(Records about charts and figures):
———

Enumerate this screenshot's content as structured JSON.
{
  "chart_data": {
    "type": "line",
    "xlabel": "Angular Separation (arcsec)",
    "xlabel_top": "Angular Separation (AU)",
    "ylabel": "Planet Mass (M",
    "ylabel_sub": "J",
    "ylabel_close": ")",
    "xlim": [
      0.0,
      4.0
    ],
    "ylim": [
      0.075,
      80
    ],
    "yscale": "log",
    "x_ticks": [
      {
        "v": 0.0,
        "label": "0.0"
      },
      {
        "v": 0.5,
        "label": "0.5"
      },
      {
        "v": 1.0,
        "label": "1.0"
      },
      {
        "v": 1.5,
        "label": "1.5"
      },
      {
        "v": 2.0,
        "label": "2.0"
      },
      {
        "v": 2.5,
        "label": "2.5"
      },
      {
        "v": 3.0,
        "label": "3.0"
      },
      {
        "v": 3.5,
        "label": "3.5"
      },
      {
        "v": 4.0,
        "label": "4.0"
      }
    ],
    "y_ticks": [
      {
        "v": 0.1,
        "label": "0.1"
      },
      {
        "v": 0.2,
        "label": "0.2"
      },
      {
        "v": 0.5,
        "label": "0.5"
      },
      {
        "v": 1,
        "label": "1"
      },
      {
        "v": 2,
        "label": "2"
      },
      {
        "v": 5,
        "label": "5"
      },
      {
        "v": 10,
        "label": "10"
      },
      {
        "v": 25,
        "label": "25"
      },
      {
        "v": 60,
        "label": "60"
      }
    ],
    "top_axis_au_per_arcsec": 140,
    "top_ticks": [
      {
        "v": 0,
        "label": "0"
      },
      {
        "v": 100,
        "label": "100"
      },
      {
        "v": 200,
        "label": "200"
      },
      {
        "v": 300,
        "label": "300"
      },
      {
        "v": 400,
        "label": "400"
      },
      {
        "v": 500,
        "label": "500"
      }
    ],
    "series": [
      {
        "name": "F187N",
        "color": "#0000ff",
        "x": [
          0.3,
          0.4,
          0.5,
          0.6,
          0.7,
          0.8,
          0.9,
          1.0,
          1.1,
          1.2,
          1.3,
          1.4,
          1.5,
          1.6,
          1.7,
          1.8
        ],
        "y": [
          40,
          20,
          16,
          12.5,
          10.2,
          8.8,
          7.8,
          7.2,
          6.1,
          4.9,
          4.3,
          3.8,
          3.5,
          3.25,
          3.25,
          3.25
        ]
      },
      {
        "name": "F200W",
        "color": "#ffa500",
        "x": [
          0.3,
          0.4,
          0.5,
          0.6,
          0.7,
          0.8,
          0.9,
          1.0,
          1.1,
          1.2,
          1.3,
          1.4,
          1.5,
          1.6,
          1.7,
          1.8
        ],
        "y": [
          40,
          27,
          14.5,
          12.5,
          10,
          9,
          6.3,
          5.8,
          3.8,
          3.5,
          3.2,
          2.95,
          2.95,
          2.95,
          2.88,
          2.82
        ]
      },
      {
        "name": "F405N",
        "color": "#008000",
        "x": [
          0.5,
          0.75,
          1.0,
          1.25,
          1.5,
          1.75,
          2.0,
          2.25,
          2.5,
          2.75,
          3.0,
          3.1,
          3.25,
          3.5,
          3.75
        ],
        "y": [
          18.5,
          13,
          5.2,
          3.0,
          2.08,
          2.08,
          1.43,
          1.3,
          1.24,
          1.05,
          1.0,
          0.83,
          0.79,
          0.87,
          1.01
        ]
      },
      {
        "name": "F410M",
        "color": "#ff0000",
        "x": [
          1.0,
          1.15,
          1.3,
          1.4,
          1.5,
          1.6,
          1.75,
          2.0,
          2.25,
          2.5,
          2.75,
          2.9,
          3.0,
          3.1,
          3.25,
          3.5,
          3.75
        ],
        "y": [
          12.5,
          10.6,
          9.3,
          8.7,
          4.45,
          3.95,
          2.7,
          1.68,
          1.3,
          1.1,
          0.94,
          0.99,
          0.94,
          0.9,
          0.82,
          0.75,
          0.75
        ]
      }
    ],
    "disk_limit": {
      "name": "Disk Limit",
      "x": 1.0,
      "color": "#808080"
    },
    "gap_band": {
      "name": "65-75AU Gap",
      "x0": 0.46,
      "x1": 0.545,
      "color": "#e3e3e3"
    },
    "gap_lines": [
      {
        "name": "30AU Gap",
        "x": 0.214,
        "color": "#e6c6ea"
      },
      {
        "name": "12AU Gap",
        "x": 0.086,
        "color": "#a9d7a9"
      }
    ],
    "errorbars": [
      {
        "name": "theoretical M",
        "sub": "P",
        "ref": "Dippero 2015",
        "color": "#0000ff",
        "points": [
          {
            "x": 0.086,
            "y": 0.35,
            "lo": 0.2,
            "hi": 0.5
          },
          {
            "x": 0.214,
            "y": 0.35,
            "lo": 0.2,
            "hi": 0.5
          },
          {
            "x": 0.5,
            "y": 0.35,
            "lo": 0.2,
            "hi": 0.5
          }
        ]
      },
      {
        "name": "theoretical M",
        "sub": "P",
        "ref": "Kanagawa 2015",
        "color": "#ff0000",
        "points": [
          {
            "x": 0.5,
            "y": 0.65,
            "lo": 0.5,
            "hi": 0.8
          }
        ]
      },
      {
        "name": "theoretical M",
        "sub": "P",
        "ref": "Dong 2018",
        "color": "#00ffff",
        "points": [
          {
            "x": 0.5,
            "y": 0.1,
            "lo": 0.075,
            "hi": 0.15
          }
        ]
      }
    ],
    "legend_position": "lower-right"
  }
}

———

(EXERCISE GOAL):
Type out the full listing again, exactly as given.

(SOLUTION TO THIS PROBLEM):
Enumerate this screenshot's content as structured JSON.
{
  "chart_data": {
    "type": "line",
    "xlabel": "Angular Separation (arcsec)",
    "xlabel_top": "Angular Separation (AU)",
    "ylabel": "Planet Mass (M",
    "ylabel_sub": "J",
    "ylabel_close": ")",
    "xlim": [
      0.0,
      4.0
    ],
    "ylim": [
      0.075,
      80
    ],
    "yscale": "log",
    "x_ticks": [
      {
        "v": 0.0,
        "label": "0.0"
      },
      {
        "v": 0.5,
        "label": "0.5"
      },
      {
        "v": 1.0,
        "label": "1.0"
      },
      {
        "v": 1.5,
        "label": "1.5"
      },
      {
        "v": 2.0,
        "label": "2.0"
      },
      {
        "v": 2.5,
        "label": "2.5"
      },
      {
        "v": 3.0,
        "label": "3.0"
      },
      {
        "v": 3.5,
        "label": "3.5"
      },
      {
        "v": 4.0,
        "label": "4.0"
      }
    ],
    "y_ticks": [
      {
        "v": 0.1,
        "label": "0.1"
      },
      {
        "v": 0.2,
        "label": "0.2"
      },
      {
        "v": 0.5,
        "label": "0.5"
      },
      {
        "v": 1,
        "label": "1"
      },
      {
        "v": 2,
        "label": "2"
      },
      {
        "v": 5,
        "label": "5"
      },
      {
        "v": 10,
        "label": "10"
      },
      {
        "v": 25,
        "label": "25"
      },
      {
        "v": 60,
        "label": "60"
      }
    ],
    "top_axis_au_per_arcsec": 140,
    "top_ticks": [
      {
        "v": 0,
        "label": "0"
      },
      {
        "v": 100,
        "label": "100"
      },
      {
        "v": 200,
        "label": "200"
      },
      {
        "v": 300,
        "label": "300"
      },
      {
        "v": 400,
        "label": "400"
      },
      {
        "v": 500,
        "label": "500"
      }
    ],
    "series": [
      {
        "name": "F187N",
        "color": "#0000ff",
        "x": [
          0.3,
          0.4,
          0.5,
          0.6,
          0.7,
          0.8,
          0.9,
          1.0,
          1.1,
          1.2,
          1.3,
          1.4,
          1.5,
          1.6,
          1.7,
          1.8
        ],
        "y": [
          40,
          20,
          16,
          12.5,
          10.2,
          8.8,
          7.8,
          7.2,
          6.1,
          4.9,
          4.3,
          3.8,
          3.5,
          3.25,
          3.25,
          3.25
        ]
      },
      {
        "name": "F200W",
        "color": "#ffa500",
        "x": [
          0.3,
          0.4,
          0.5,
          0.6,
          0.7,
          0.8,
          0.9,
          1.0,
          1.1,
          1.2,
          1.3,
          1.4,
          1.5,
          1.6,
          1.7,
          1.8
        ],
        "y": [
          40,
          27,
          14.5,
          12.5,
          10,
          9,
          6.3,
          5.8,
          3.8,
          3.5,
          3.2,
          2.95,
          2.95,
          2.95,
          2.88,
          2.82
        ]
      },
      {
        "name": "F405N",
        "color": "#008000",
        "x": [
          0.5,
          0.75,
          1.0,
          1.25,
          1.5,
          1.75,
          2.0,
          2.25,
          2.5,
          2.75,
          3.0,
          3.1,
          3.25,
          3.5,
          3.75
        ],
        "y": [
          18.5,
          13,
          5.2,
          3.0,
          2.08,
          2.08,
          1.43,
          1.3,
          1.24,
          1.05,
          1.0,
          0.83,
          0.79,
          0.87,
          1.01
        ]
      },
      {
        "name": "F410M",
        "color": "#ff0000",
        "x": [
          1.0,
          1.15,
          1.3,
          1.4,
          1.5,
          1.6,
          1.75,
          2.0,
          2.25,
          2.5,
          2.75,
          2.9,
          3.0,
          3.1,
          3.25,
          3.5,
          3.75
        ],
        "y": [
          12.5,
          10.6,
          9.3,
          8.7,
          4.45,
          3.95,
          2.7,
          1.68,
          1.3,
          1.1,
          0.94,
          0.99,
          0.94,
          0.9,
          0.82,
          0.75,
          0.75
        ]
      }
    ],
    "disk_limit": {
      "name": "Disk Limit",
      "x": 1.0,
      "color": "#808080"
    },
    "gap_band": {
      "name": "65-75AU Gap",
      "x0": 0.46,
      "x1": 0.545,
      "color": "#e3e3e3"
    },
    "gap_lines": [
      {
        "name": "30AU Gap",
        "x": 0.214,
        "color": "#e6c6ea"
      },
      {
        "name": "12AU Gap",
        "x": 0.086,
        "color": "#a9d7a9"
      }
    ],
    "errorbars": [
      {
        "name": "theoretical M",
        "sub": "P",
        "ref": "Dippero 2015",
        "color": "#0000ff",
        "points": [
          {
            "x": 0.086,
            "y": 0.35,
            "lo": 0.2,
            "hi": 0.5
          },
          {
            "x": 0.214,
            "y": 0.35,
            "lo": 0.2,
            "hi": 0.5
          },
          {
            "x": 0.5,
            "y": 0.35,
            "lo": 0.2,
            "hi": 0.5
          }
        ]
      },
      {
        "name": "theoretical M",
        "sub": "P",
        "ref": "Kanagawa 2015",
        "color": "#ff0000",
        "points": [
          {
            "x": 0.5,
            "y": 0.65,
            "lo": 0.5,
            "hi": 0.8
          }
        ]
      },
      {
        "name": "theoretical M",
        "sub": "P",
        "ref": "Dong 2018",
        "color": "#00ffff",
        "points": [
          {
            "x": 0.5,
            "y": 0.1,
            "lo": 0.075,
            "hi": 0.15
          }
        ]
      }
    ],
    "legend_position": "lower-right"
  }
}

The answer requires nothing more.